The exercise ▸
Lines containing the word "legend" are to be located and copied.

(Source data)

::::

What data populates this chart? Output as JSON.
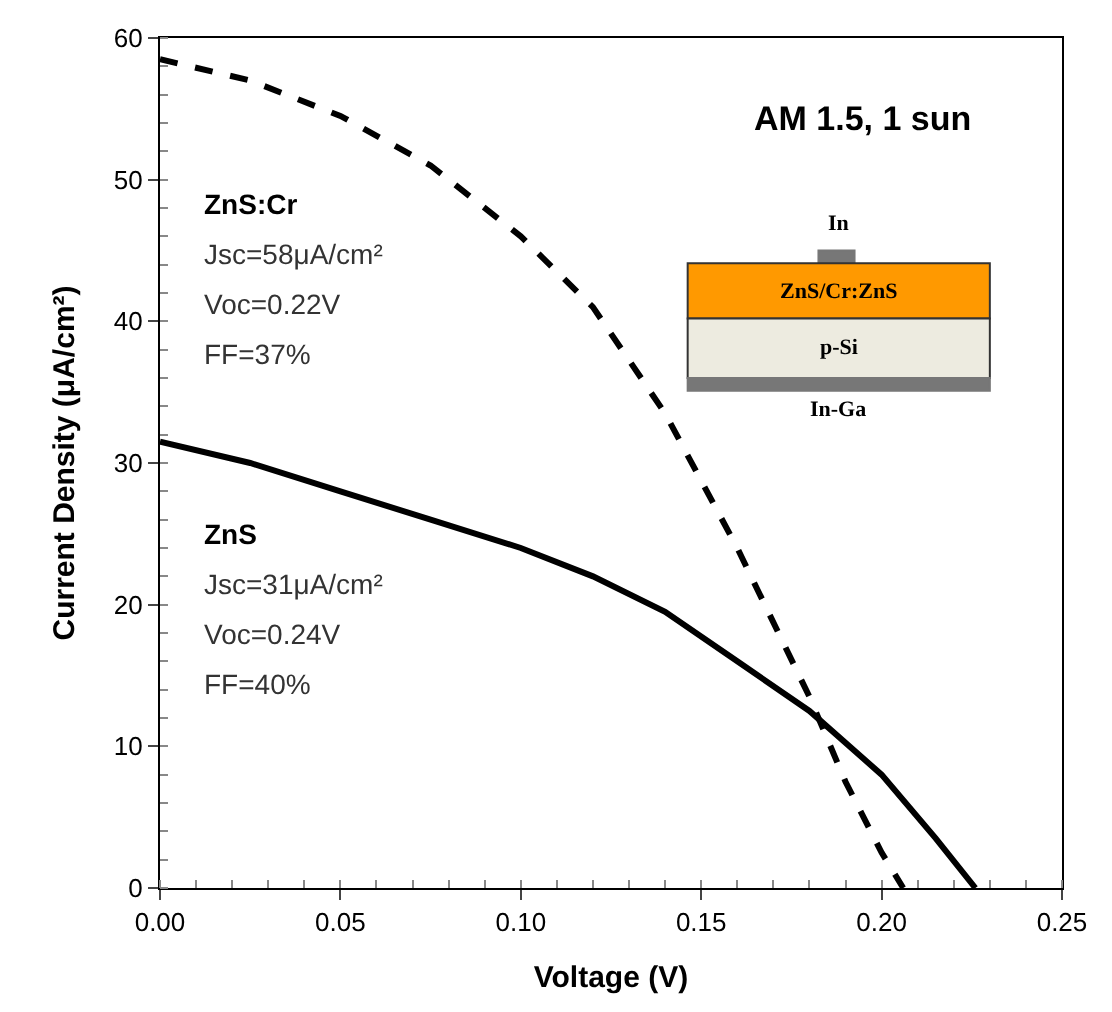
{
  "chart_data": {
    "type": "line",
    "xlabel": "Voltage (V)",
    "ylabel": "Current Density (μA/cm²)",
    "xlim": [
      0,
      0.25
    ],
    "xticks": [
      {
        "value": 0,
        "label": "0.00"
      },
      0.05,
      {
        "value": 0.1,
        "label": "0.10"
      },
      0.15,
      {
        "value": 0.2,
        "label": "0.20"
      },
      0.25
    ],
    "ylim": [
      0,
      60
    ],
    "yticks": [
      0,
      10,
      20,
      30,
      40,
      50,
      60
    ],
    "marker": "none",
    "series": [
      {
        "color": "#000000",
        "line_style": "dashed",
        "x": [
          0,
          0.025,
          0.05,
          0.075,
          0.1,
          0.12,
          0.14,
          0.16,
          0.18,
          0.19,
          0.2,
          0.206
        ],
        "values": [
          58.5,
          57,
          54.5,
          51,
          46,
          41,
          33.5,
          24,
          13.5,
          7.5,
          2.5,
          0
        ]
      },
      {
        "color": "#000000",
        "line_style": "solid",
        "x": [
          0,
          0.025,
          0.05,
          0.075,
          0.1,
          0.12,
          0.14,
          0.16,
          0.18,
          0.2,
          0.215,
          0.226
        ],
        "values": [
          31.5,
          30,
          28,
          26,
          24,
          22,
          19.5,
          16,
          12.5,
          8,
          3.5,
          0
        ]
      }
    ],
    "annotations": [
      "AM 1.5, 1 sun",
      "ZnS:Cr",
      "Jsc=58μA/cm²",
      "Voc=0.22V",
      "FF=37%",
      "ZnS",
      "Jsc=31μA/cm²",
      "Voc=0.24V",
      "FF=40%",
      "In",
      "ZnS/Cr:ZnS",
      "p-Si",
      "In-Ga"
    ]
  }
}
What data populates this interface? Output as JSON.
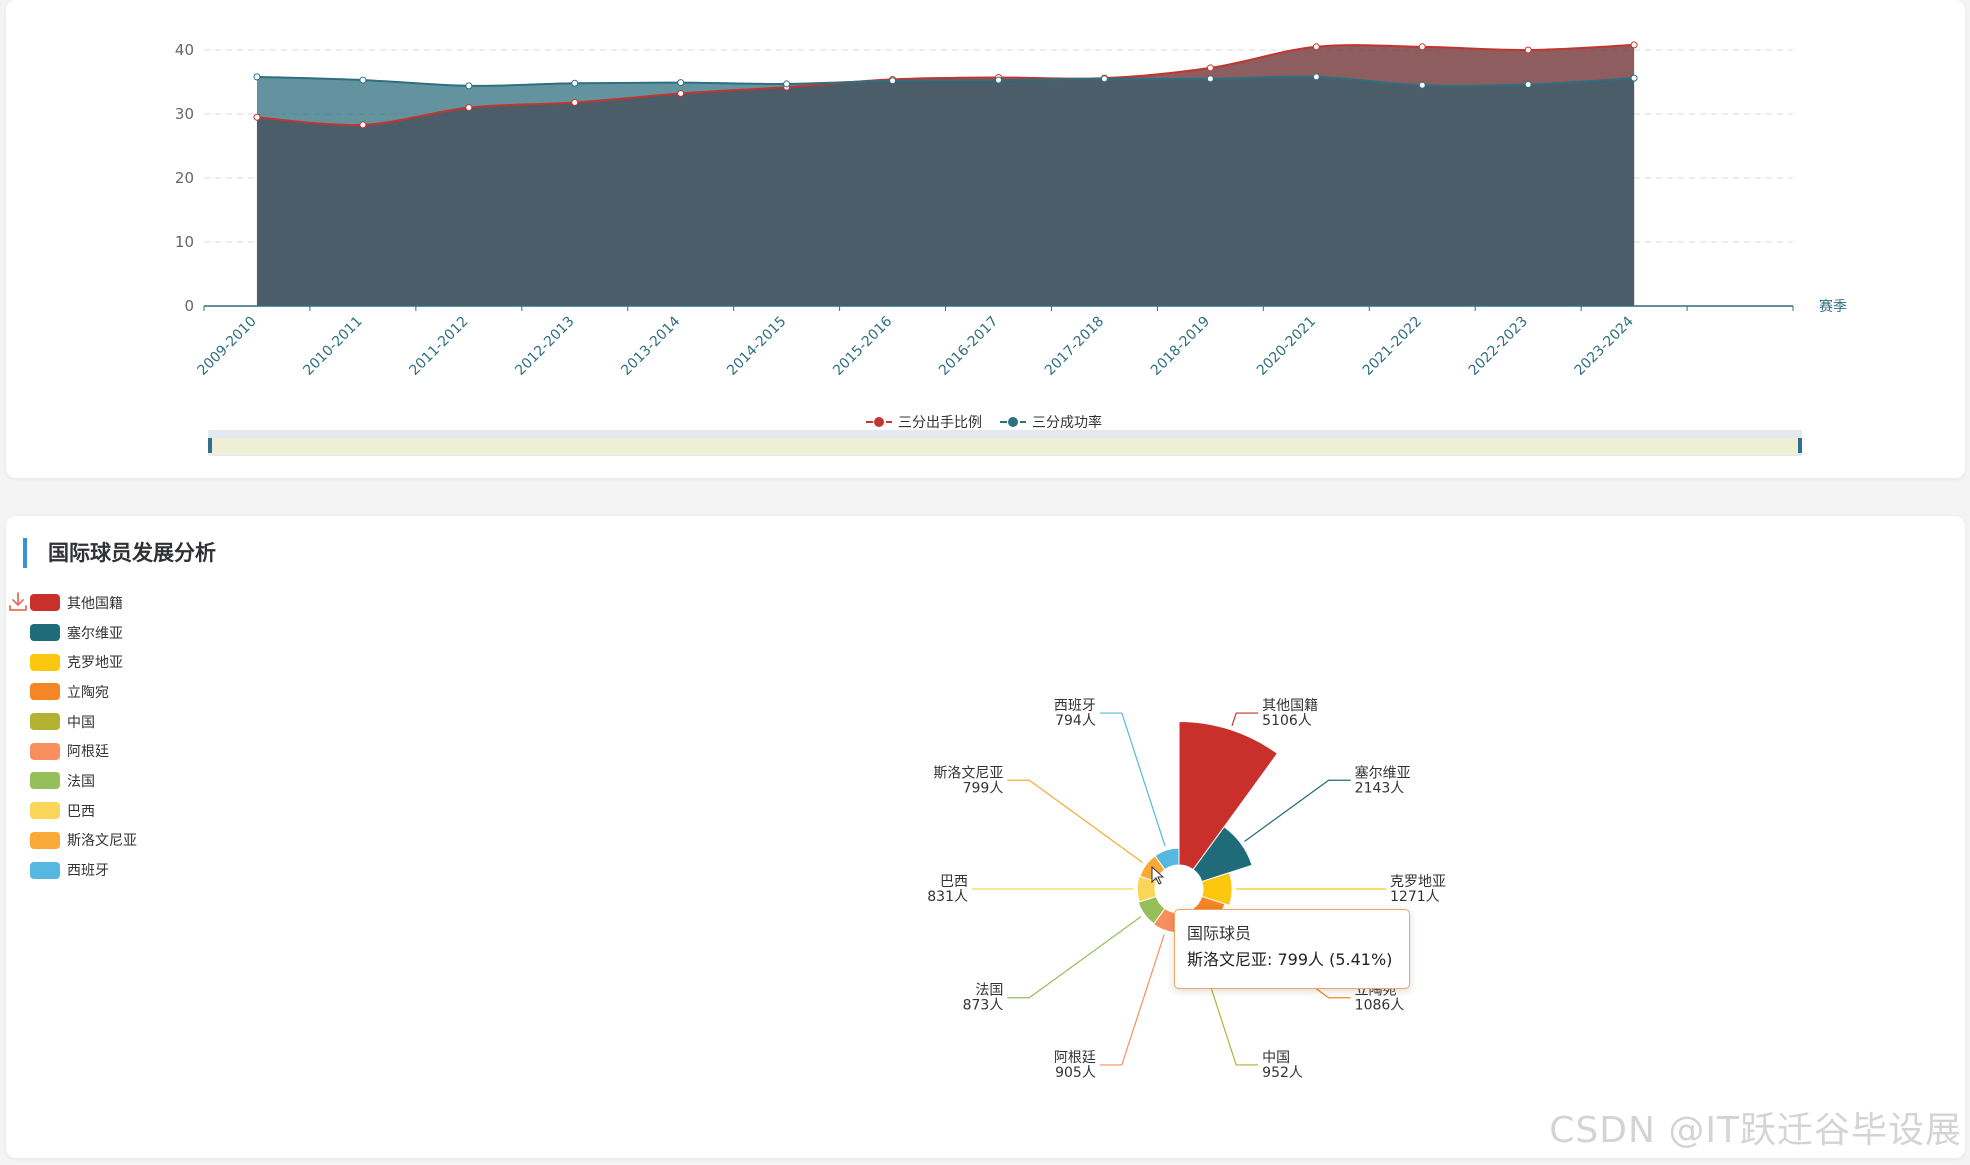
{
  "line_chart": {
    "x_axis_name": "赛季",
    "chart_data": {
      "type": "area",
      "categories": [
        "2009-2010",
        "2010-2011",
        "2011-2012",
        "2012-2013",
        "2013-2014",
        "2014-2015",
        "2015-2016",
        "2016-2017",
        "2017-2018",
        "2018-2019",
        "2020-2021",
        "2021-2022",
        "2022-2023",
        "2023-2024"
      ],
      "series": [
        {
          "name": "三分出手比例",
          "color": "#c23531",
          "values": [
            29.5,
            28.3,
            31.0,
            31.8,
            33.2,
            34.2,
            35.4,
            35.7,
            35.6,
            37.2,
            40.5,
            40.5,
            40.0,
            40.8
          ]
        },
        {
          "name": "三分成功率",
          "color": "#2f6f7f",
          "values": [
            35.8,
            35.3,
            34.4,
            34.8,
            34.9,
            34.7,
            35.2,
            35.3,
            35.5,
            35.5,
            35.8,
            34.5,
            34.6,
            35.6
          ]
        }
      ],
      "ylim": [
        0,
        40
      ],
      "yticks": [
        0,
        10,
        20,
        30,
        40
      ],
      "grid": "y-dashed",
      "legend": "bottom-center"
    }
  },
  "pie_section": {
    "title": "国际球员发展分析",
    "tooltip": {
      "title": "国际球员",
      "body": "斯洛文尼亚: 799人 (5.41%)"
    },
    "chart_data": {
      "type": "pie",
      "subtype": "rose",
      "unit": "人",
      "legend": "top-left-vertical",
      "slices": [
        {
          "name": "其他国籍",
          "value": 5106,
          "color": "#c9302c"
        },
        {
          "name": "塞尔维亚",
          "value": 2143,
          "color": "#1f6b7a"
        },
        {
          "name": "克罗地亚",
          "value": 1271,
          "color": "#fcc70c"
        },
        {
          "name": "立陶宛",
          "value": 1086,
          "color": "#f58525"
        },
        {
          "name": "中国",
          "value": 952,
          "color": "#b3b232"
        },
        {
          "name": "阿根廷",
          "value": 905,
          "color": "#f98f5f"
        },
        {
          "name": "法国",
          "value": 873,
          "color": "#96bf5a"
        },
        {
          "name": "巴西",
          "value": 831,
          "color": "#fbd557"
        },
        {
          "name": "斯洛文尼亚",
          "value": 799,
          "color": "#f9a936"
        },
        {
          "name": "西班牙",
          "value": 794,
          "color": "#56b7e0"
        }
      ]
    }
  },
  "watermark": "CSDN @IT跃迁谷毕设展"
}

::::

The response ▸
      "legend": "bottom-center"
      "legend": "top-left-vertical",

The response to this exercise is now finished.